**Instructions for the task**
Set down each line of the material that follows, exactly, with no pictures.

**Record excerpts**
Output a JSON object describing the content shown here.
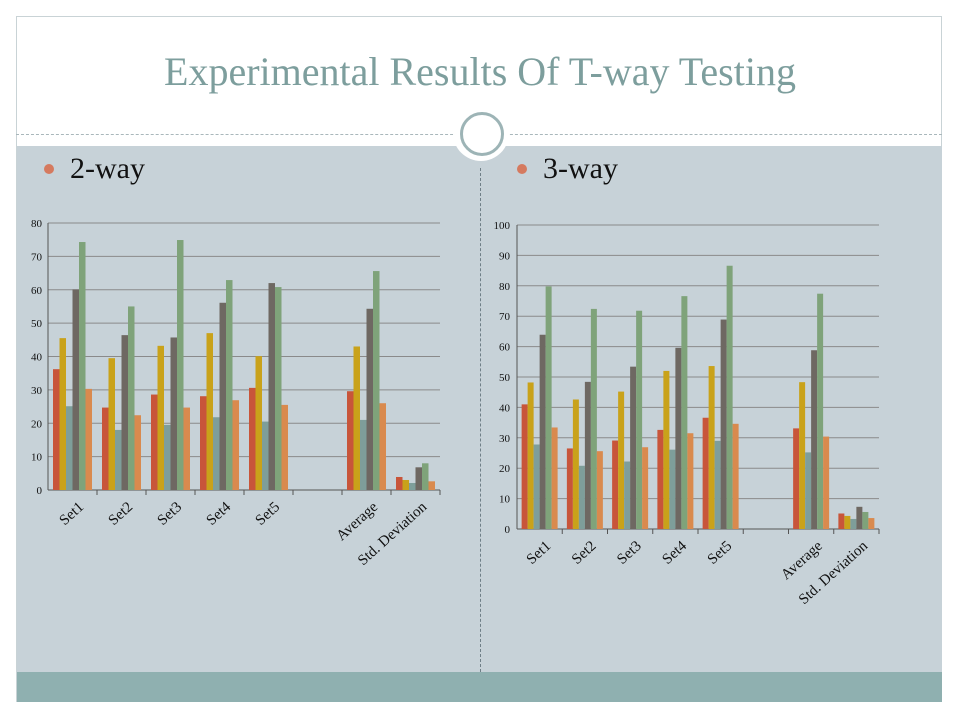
{
  "slide": {
    "title": "Experimental Results Of T-way Testing"
  },
  "left_panel": {
    "heading": "2-way"
  },
  "right_panel": {
    "heading": "3-way"
  },
  "colors": {
    "series": [
      "#c8553a",
      "#c9a21a",
      "#7e9e9a",
      "#6e6862",
      "#7fa37a",
      "#d98a4e"
    ]
  },
  "chart_data": [
    {
      "type": "bar",
      "categories": [
        "Set1",
        "Set2",
        "Set3",
        "Set4",
        "Set5",
        "",
        "Average",
        "Std. Deviation"
      ],
      "ylim": [
        0,
        80
      ],
      "yticks": [
        0,
        10,
        20,
        30,
        40,
        50,
        60,
        70,
        80
      ],
      "grid": true,
      "series": [
        {
          "values": [
            36.2,
            24.7,
            28.6,
            28.1,
            30.6,
            null,
            29.6,
            3.9
          ]
        },
        {
          "values": [
            45.5,
            39.5,
            43.2,
            47.0,
            40.1,
            null,
            43.0,
            3.0
          ]
        },
        {
          "values": [
            25.1,
            18.0,
            19.5,
            21.8,
            20.5,
            null,
            21.0,
            2.1
          ]
        },
        {
          "values": [
            60.1,
            46.4,
            45.7,
            56.1,
            62.0,
            null,
            54.3,
            6.8
          ]
        },
        {
          "values": [
            74.3,
            55.0,
            74.9,
            62.9,
            60.8,
            null,
            65.6,
            8.0
          ]
        },
        {
          "values": [
            30.3,
            22.4,
            24.7,
            26.9,
            25.5,
            null,
            26.0,
            2.6
          ]
        }
      ]
    },
    {
      "type": "bar",
      "categories": [
        "Set1",
        "Set2",
        "Set3",
        "Set4",
        "Set5",
        "",
        "Average",
        "Std. Deviation"
      ],
      "ylim": [
        0,
        100
      ],
      "yticks": [
        0,
        10,
        20,
        30,
        40,
        50,
        60,
        70,
        80,
        90,
        100
      ],
      "grid": true,
      "series": [
        {
          "values": [
            41.0,
            26.5,
            29.1,
            32.6,
            36.6,
            null,
            33.1,
            5.1
          ]
        },
        {
          "values": [
            48.2,
            42.6,
            45.2,
            52.0,
            53.6,
            null,
            48.3,
            4.3
          ]
        },
        {
          "values": [
            27.8,
            20.8,
            22.2,
            26.1,
            29.0,
            null,
            25.2,
            3.3
          ]
        },
        {
          "values": [
            63.9,
            48.4,
            53.4,
            59.6,
            68.9,
            null,
            58.8,
            7.3
          ]
        },
        {
          "values": [
            79.8,
            72.4,
            71.8,
            76.6,
            86.6,
            null,
            77.4,
            5.6
          ]
        },
        {
          "values": [
            33.4,
            25.6,
            26.9,
            31.5,
            34.6,
            null,
            30.4,
            3.6
          ]
        }
      ]
    }
  ]
}
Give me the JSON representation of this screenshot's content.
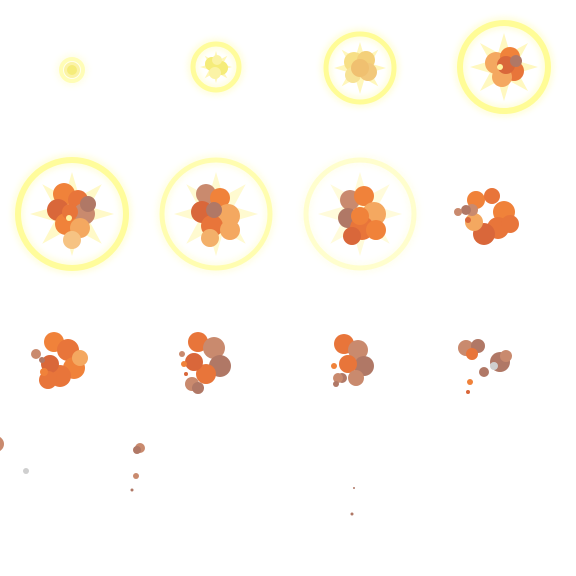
{
  "sprite_sheet": {
    "subject": "explosion-animation",
    "grid": {
      "columns": 4,
      "rows": 4
    },
    "frame_count": 14,
    "palette": {
      "glow": "#fffb8a",
      "glow_soft": "#fffde0",
      "flash_core": "#f5ec7a",
      "flash_pale": "#fbf3a6",
      "star": "#fff6b0",
      "fire_hot": "#f0823a",
      "fire_mid": "#e8753a",
      "fire_deep": "#d9673a",
      "fire_light": "#f4a860",
      "smoke": "#c98a6e",
      "smoke_dark": "#b07866",
      "smoke_grey": "#cfcfcf"
    },
    "frames": [
      {
        "id": 1,
        "phase": "spark"
      },
      {
        "id": 2,
        "phase": "flash"
      },
      {
        "id": 3,
        "phase": "flash"
      },
      {
        "id": 4,
        "phase": "ignite"
      },
      {
        "id": 5,
        "phase": "blast"
      },
      {
        "id": 6,
        "phase": "blast"
      },
      {
        "id": 7,
        "phase": "blast-fade"
      },
      {
        "id": 8,
        "phase": "fireball"
      },
      {
        "id": 9,
        "phase": "fireball"
      },
      {
        "id": 10,
        "phase": "smoke"
      },
      {
        "id": 11,
        "phase": "smoke"
      },
      {
        "id": 12,
        "phase": "dissipate"
      },
      {
        "id": 13,
        "phase": "debris"
      },
      {
        "id": 14,
        "phase": "debris"
      }
    ]
  }
}
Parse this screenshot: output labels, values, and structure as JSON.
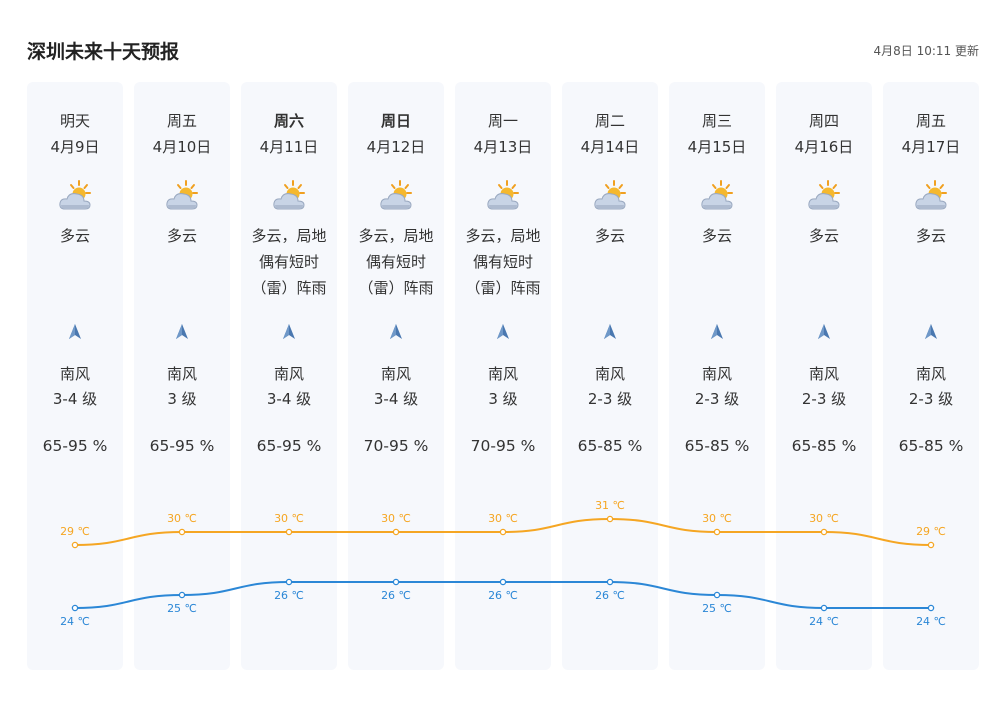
{
  "header": {
    "title": "深圳未来十天预报",
    "updated_date": "4月8日",
    "updated_time": "10:11",
    "updated_suffix": "更新"
  },
  "colors": {
    "high": "#f5a623",
    "low": "#2b87d6",
    "card_bg": "#f6f8fc"
  },
  "icons": {
    "weather": "partly-cloudy-icon",
    "wind": "wind-direction-arrow-icon"
  },
  "days": [
    {
      "weekday": "明天",
      "date": "4月9日",
      "bold": false,
      "condition": "多云",
      "wind_dir": "南风",
      "wind_level": "3-4 级",
      "humidity": "65-95 %"
    },
    {
      "weekday": "周五",
      "date": "4月10日",
      "bold": false,
      "condition": "多云",
      "wind_dir": "南风",
      "wind_level": "3 级",
      "humidity": "65-95 %"
    },
    {
      "weekday": "周六",
      "date": "4月11日",
      "bold": true,
      "condition": "多云，局地偶有短时（雷）阵雨",
      "wind_dir": "南风",
      "wind_level": "3-4 级",
      "humidity": "65-95 %"
    },
    {
      "weekday": "周日",
      "date": "4月12日",
      "bold": true,
      "condition": "多云，局地偶有短时（雷）阵雨",
      "wind_dir": "南风",
      "wind_level": "3-4 级",
      "humidity": "70-95 %"
    },
    {
      "weekday": "周一",
      "date": "4月13日",
      "bold": false,
      "condition": "多云，局地偶有短时（雷）阵雨",
      "wind_dir": "南风",
      "wind_level": "3 级",
      "humidity": "70-95 %"
    },
    {
      "weekday": "周二",
      "date": "4月14日",
      "bold": false,
      "condition": "多云",
      "wind_dir": "南风",
      "wind_level": "2-3 级",
      "humidity": "65-85 %"
    },
    {
      "weekday": "周三",
      "date": "4月15日",
      "bold": false,
      "condition": "多云",
      "wind_dir": "南风",
      "wind_level": "2-3 级",
      "humidity": "65-85 %"
    },
    {
      "weekday": "周四",
      "date": "4月16日",
      "bold": false,
      "condition": "多云",
      "wind_dir": "南风",
      "wind_level": "2-3 级",
      "humidity": "65-85 %"
    },
    {
      "weekday": "周五",
      "date": "4月17日",
      "bold": false,
      "condition": "多云",
      "wind_dir": "南风",
      "wind_level": "2-3 级",
      "humidity": "65-85 %"
    }
  ],
  "chart_data": {
    "type": "line",
    "unit": "℃",
    "categories": [
      "4月9日",
      "4月10日",
      "4月11日",
      "4月12日",
      "4月13日",
      "4月14日",
      "4月15日",
      "4月16日",
      "4月17日"
    ],
    "series": [
      {
        "values": [
          29,
          30,
          30,
          30,
          30,
          31,
          30,
          30,
          29
        ]
      },
      {
        "values": [
          24,
          25,
          26,
          26,
          26,
          26,
          25,
          24,
          24
        ]
      }
    ]
  }
}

**Solution to the problem**
Output a JSON object describing the content shown here.
{
  "slide": {
    "title": "Experimental Results Of T-way Testing"
  },
  "left_panel": {
    "heading": "2-way"
  },
  "right_panel": {
    "heading": "3-way"
  },
  "colors": {
    "series": [
      "#c8553a",
      "#c9a21a",
      "#7e9e9a",
      "#6e6862",
      "#7fa37a",
      "#d98a4e"
    ]
  },
  "chart_data": [
    {
      "type": "bar",
      "categories": [
        "Set1",
        "Set2",
        "Set3",
        "Set4",
        "Set5",
        "",
        "Average",
        "Std. Deviation"
      ],
      "ylim": [
        0,
        80
      ],
      "yticks": [
        0,
        10,
        20,
        30,
        40,
        50,
        60,
        70,
        80
      ],
      "grid": true,
      "series": [
        {
          "values": [
            36.2,
            24.7,
            28.6,
            28.1,
            30.6,
            null,
            29.6,
            3.9
          ]
        },
        {
          "values": [
            45.5,
            39.5,
            43.2,
            47.0,
            40.1,
            null,
            43.0,
            3.0
          ]
        },
        {
          "values": [
            25.1,
            18.0,
            19.5,
            21.8,
            20.5,
            null,
            21.0,
            2.1
          ]
        },
        {
          "values": [
            60.1,
            46.4,
            45.7,
            56.1,
            62.0,
            null,
            54.3,
            6.8
          ]
        },
        {
          "values": [
            74.3,
            55.0,
            74.9,
            62.9,
            60.8,
            null,
            65.6,
            8.0
          ]
        },
        {
          "values": [
            30.3,
            22.4,
            24.7,
            26.9,
            25.5,
            null,
            26.0,
            2.6
          ]
        }
      ]
    },
    {
      "type": "bar",
      "categories": [
        "Set1",
        "Set2",
        "Set3",
        "Set4",
        "Set5",
        "",
        "Average",
        "Std. Deviation"
      ],
      "ylim": [
        0,
        100
      ],
      "yticks": [
        0,
        10,
        20,
        30,
        40,
        50,
        60,
        70,
        80,
        90,
        100
      ],
      "grid": true,
      "series": [
        {
          "values": [
            41.0,
            26.5,
            29.1,
            32.6,
            36.6,
            null,
            33.1,
            5.1
          ]
        },
        {
          "values": [
            48.2,
            42.6,
            45.2,
            52.0,
            53.6,
            null,
            48.3,
            4.3
          ]
        },
        {
          "values": [
            27.8,
            20.8,
            22.2,
            26.1,
            29.0,
            null,
            25.2,
            3.3
          ]
        },
        {
          "values": [
            63.9,
            48.4,
            53.4,
            59.6,
            68.9,
            null,
            58.8,
            7.3
          ]
        },
        {
          "values": [
            79.8,
            72.4,
            71.8,
            76.6,
            86.6,
            null,
            77.4,
            5.6
          ]
        },
        {
          "values": [
            33.4,
            25.6,
            26.9,
            31.5,
            34.6,
            null,
            30.4,
            3.6
          ]
        }
      ]
    }
  ]
}
Give me the JSON representation of this screenshot's content.
{
  "sprite_sheet": {
    "subject": "explosion-animation",
    "grid": {
      "columns": 4,
      "rows": 4
    },
    "frame_count": 14,
    "palette": {
      "glow": "#fffb8a",
      "glow_soft": "#fffde0",
      "flash_core": "#f5ec7a",
      "flash_pale": "#fbf3a6",
      "star": "#fff6b0",
      "fire_hot": "#f0823a",
      "fire_mid": "#e8753a",
      "fire_deep": "#d9673a",
      "fire_light": "#f4a860",
      "smoke": "#c98a6e",
      "smoke_dark": "#b07866",
      "smoke_grey": "#cfcfcf"
    },
    "frames": [
      {
        "id": 1,
        "phase": "spark"
      },
      {
        "id": 2,
        "phase": "flash"
      },
      {
        "id": 3,
        "phase": "flash"
      },
      {
        "id": 4,
        "phase": "ignite"
      },
      {
        "id": 5,
        "phase": "blast"
      },
      {
        "id": 6,
        "phase": "blast"
      },
      {
        "id": 7,
        "phase": "blast-fade"
      },
      {
        "id": 8,
        "phase": "fireball"
      },
      {
        "id": 9,
        "phase": "fireball"
      },
      {
        "id": 10,
        "phase": "smoke"
      },
      {
        "id": 11,
        "phase": "smoke"
      },
      {
        "id": 12,
        "phase": "dissipate"
      },
      {
        "id": 13,
        "phase": "debris"
      },
      {
        "id": 14,
        "phase": "debris"
      }
    ]
  }
}
Parse this screenshot: output labels, values, and structure as JSON.
{
  "header": {
    "title": "深圳未来十天预报",
    "updated_date": "4月8日",
    "updated_time": "10:11",
    "updated_suffix": "更新"
  },
  "colors": {
    "high": "#f5a623",
    "low": "#2b87d6",
    "card_bg": "#f6f8fc"
  },
  "icons": {
    "weather": "partly-cloudy-icon",
    "wind": "wind-direction-arrow-icon"
  },
  "days": [
    {
      "weekday": "明天",
      "date": "4月9日",
      "bold": false,
      "condition": "多云",
      "wind_dir": "南风",
      "wind_level": "3-4 级",
      "humidity": "65-95 %"
    },
    {
      "weekday": "周五",
      "date": "4月10日",
      "bold": false,
      "condition": "多云",
      "wind_dir": "南风",
      "wind_level": "3 级",
      "humidity": "65-95 %"
    },
    {
      "weekday": "周六",
      "date": "4月11日",
      "bold": true,
      "condition": "多云，局地偶有短时（雷）阵雨",
      "wind_dir": "南风",
      "wind_level": "3-4 级",
      "humidity": "65-95 %"
    },
    {
      "weekday": "周日",
      "date": "4月12日",
      "bold": true,
      "condition": "多云，局地偶有短时（雷）阵雨",
      "wind_dir": "南风",
      "wind_level": "3-4 级",
      "humidity": "70-95 %"
    },
    {
      "weekday": "周一",
      "date": "4月13日",
      "bold": false,
      "condition": "多云，局地偶有短时（雷）阵雨",
      "wind_dir": "南风",
      "wind_level": "3 级",
      "humidity": "70-95 %"
    },
    {
      "weekday": "周二",
      "date": "4月14日",
      "bold": false,
      "condition": "多云",
      "wind_dir": "南风",
      "wind_level": "2-3 级",
      "humidity": "65-85 %"
    },
    {
      "weekday": "周三",
      "date": "4月15日",
      "bold": false,
      "condition": "多云",
      "wind_dir": "南风",
      "wind_level": "2-3 级",
      "humidity": "65-85 %"
    },
    {
      "weekday": "周四",
      "date": "4月16日",
      "bold": false,
      "condition": "多云",
      "wind_dir": "南风",
      "wind_level": "2-3 级",
      "humidity": "65-85 %"
    },
    {
      "weekday": "周五",
      "date": "4月17日",
      "bold": false,
      "condition": "多云",
      "wind_dir": "南风",
      "wind_level": "2-3 级",
      "humidity": "65-85 %"
    }
  ],
  "chart_data": {
    "type": "line",
    "unit": "℃",
    "categories": [
      "4月9日",
      "4月10日",
      "4月11日",
      "4月12日",
      "4月13日",
      "4月14日",
      "4月15日",
      "4月16日",
      "4月17日"
    ],
    "series": [
      {
        "values": [
          29,
          30,
          30,
          30,
          30,
          31,
          30,
          30,
          29
        ]
      },
      {
        "values": [
          24,
          25,
          26,
          26,
          26,
          26,
          25,
          24,
          24
        ]
      }
    ]
  }
}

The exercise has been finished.